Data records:

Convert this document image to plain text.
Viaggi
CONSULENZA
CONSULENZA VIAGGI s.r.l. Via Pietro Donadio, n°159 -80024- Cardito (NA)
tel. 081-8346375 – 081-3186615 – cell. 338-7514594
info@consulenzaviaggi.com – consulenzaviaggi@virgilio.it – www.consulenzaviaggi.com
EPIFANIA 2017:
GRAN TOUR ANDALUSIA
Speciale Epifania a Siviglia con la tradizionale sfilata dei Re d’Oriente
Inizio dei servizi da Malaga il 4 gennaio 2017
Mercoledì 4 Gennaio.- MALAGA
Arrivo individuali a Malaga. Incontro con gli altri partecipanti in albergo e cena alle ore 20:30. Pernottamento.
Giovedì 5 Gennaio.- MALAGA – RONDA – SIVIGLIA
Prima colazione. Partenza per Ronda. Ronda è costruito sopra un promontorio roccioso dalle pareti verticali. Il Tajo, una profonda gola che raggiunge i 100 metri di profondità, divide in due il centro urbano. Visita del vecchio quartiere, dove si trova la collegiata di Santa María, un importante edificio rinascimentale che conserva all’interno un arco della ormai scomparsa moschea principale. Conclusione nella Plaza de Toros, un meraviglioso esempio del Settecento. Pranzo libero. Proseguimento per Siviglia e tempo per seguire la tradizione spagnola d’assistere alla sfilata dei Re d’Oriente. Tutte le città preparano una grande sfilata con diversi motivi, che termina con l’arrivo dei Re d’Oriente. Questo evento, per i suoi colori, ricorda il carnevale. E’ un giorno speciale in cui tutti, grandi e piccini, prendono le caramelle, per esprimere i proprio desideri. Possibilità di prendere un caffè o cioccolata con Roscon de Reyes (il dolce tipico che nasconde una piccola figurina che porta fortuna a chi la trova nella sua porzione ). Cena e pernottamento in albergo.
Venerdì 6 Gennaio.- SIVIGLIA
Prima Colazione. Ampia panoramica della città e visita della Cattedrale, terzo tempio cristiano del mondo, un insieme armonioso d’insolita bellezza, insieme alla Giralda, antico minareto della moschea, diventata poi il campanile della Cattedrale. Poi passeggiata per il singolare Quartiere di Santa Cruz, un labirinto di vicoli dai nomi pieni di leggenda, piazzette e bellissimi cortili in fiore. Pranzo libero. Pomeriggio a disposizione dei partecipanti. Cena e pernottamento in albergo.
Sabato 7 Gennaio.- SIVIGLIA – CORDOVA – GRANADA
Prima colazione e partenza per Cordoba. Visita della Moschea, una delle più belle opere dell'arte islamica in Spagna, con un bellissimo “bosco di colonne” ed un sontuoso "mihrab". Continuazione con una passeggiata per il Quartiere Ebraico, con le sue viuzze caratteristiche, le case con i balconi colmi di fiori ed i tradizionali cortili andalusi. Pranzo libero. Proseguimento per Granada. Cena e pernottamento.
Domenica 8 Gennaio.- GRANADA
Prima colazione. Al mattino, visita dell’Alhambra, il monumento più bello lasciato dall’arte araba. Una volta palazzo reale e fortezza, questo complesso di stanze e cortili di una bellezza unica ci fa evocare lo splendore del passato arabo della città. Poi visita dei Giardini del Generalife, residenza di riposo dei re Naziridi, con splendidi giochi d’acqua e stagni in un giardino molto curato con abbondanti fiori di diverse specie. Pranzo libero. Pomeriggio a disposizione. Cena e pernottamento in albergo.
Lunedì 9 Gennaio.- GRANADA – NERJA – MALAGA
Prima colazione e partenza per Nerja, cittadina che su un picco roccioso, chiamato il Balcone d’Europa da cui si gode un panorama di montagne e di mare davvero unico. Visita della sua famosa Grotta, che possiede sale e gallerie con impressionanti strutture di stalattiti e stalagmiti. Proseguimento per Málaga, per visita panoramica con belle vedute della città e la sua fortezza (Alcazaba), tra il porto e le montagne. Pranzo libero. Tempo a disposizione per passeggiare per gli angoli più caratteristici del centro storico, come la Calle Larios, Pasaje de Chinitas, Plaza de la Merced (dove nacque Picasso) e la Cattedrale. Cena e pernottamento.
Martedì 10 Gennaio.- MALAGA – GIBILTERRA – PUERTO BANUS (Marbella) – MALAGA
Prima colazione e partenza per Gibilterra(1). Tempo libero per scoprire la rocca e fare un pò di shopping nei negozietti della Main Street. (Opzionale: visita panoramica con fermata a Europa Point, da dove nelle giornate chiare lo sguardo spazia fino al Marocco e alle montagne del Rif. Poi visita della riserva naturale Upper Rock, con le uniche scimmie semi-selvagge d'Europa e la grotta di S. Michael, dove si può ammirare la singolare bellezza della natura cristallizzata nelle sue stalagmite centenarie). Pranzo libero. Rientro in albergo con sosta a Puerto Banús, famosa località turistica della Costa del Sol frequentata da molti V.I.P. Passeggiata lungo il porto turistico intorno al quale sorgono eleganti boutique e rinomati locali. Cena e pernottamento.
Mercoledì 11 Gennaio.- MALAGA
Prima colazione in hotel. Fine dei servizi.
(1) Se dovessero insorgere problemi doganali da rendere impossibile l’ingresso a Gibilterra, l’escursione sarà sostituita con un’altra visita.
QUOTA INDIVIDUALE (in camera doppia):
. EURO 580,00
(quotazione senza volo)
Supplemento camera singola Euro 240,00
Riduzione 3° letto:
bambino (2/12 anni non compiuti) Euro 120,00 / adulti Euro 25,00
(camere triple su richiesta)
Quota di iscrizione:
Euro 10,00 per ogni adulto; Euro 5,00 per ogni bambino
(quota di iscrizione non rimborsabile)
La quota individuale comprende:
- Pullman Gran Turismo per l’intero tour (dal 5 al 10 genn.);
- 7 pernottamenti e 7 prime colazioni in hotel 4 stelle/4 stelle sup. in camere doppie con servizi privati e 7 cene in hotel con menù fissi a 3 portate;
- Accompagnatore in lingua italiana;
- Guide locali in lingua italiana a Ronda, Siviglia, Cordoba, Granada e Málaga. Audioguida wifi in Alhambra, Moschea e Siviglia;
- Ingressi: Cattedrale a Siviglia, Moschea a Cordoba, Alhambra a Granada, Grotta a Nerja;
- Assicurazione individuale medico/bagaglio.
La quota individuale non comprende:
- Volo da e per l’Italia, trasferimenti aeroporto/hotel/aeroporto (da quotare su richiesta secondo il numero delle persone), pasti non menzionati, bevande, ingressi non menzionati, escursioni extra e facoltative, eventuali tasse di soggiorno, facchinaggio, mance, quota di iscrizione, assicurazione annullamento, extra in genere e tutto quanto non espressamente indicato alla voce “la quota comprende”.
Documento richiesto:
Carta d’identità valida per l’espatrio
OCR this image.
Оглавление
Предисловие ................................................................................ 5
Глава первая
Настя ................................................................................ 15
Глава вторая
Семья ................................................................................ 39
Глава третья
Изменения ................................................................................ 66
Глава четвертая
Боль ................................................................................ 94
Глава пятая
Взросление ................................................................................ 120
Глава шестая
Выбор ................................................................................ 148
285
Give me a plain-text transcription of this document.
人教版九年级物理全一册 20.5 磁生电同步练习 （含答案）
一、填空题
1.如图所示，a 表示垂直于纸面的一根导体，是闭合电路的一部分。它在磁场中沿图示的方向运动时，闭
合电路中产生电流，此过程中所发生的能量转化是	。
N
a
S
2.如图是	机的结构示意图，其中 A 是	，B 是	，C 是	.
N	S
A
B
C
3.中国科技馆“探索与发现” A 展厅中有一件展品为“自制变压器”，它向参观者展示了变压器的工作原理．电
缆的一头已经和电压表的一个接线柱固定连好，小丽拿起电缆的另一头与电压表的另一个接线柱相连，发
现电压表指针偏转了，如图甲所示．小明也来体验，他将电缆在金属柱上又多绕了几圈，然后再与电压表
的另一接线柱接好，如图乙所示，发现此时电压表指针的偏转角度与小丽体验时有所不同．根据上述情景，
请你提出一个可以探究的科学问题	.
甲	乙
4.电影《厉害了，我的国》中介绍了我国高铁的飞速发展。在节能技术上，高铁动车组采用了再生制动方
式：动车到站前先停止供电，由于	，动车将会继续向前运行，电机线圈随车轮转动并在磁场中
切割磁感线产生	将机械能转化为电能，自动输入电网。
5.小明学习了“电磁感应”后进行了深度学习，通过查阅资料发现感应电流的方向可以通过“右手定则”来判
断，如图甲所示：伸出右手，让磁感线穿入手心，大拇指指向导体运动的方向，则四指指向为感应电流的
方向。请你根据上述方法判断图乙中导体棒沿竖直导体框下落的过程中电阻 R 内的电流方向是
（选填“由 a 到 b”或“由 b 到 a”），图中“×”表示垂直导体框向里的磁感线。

◆ **Goal**: Find every line in the entries that includes the word "lingua", then state how many there are and nothing else.

◆ **Complete output**: 2